Problem to solve
Below are some records; retype all of them exactly.

Extracted information
/---

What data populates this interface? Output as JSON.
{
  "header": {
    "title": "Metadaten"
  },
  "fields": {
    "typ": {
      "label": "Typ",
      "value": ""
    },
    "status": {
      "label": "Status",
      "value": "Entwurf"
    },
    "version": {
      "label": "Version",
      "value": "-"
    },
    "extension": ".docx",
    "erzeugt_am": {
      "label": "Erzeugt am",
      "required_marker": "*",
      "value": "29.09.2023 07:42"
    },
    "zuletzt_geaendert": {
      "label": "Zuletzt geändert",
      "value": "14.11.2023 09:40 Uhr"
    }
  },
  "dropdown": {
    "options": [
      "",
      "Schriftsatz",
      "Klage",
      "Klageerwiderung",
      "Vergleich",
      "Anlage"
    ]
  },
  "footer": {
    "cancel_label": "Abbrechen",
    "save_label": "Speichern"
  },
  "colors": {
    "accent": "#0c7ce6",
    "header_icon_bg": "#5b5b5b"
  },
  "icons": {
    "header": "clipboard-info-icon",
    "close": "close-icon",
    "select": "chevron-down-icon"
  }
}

\---

Answer to the exercise
What data populates this interface? Output as JSON.
{
  "header": {
    "title": "Metadaten"
  },
  "fields": {
    "typ": {
      "label": "Typ",
      "value": ""
    },
    "status": {
      "label": "Status",
      "value": "Entwurf"
    },
    "version": {
      "label": "Version",
      "value": "-"
    },
    "extension": ".docx",
    "erzeugt_am": {
      "label": "Erzeugt am",
      "required_marker": "*",
      "value": "29.09.2023 07:42"
    },
    "zuletzt_geaendert": {
      "label": "Zuletzt geändert",
      "value": "14.11.2023 09:40 Uhr"
    }
  },
  "dropdown": {
    "options": [
      "",
      "Schriftsatz",
      "Klage",
      "Klageerwiderung",
      "Vergleich",
      "Anlage"
    ]
  },
  "footer": {
    "cancel_label": "Abbrechen",
    "save_label": "Speichern"
  },
  "colors": {
    "accent": "#0c7ce6",
    "header_icon_bg": "#5b5b5b"
  },
  "icons": {
    "header": "clipboard-info-icon",
    "close": "close-icon",
    "select": "chevron-down-icon"
  }
}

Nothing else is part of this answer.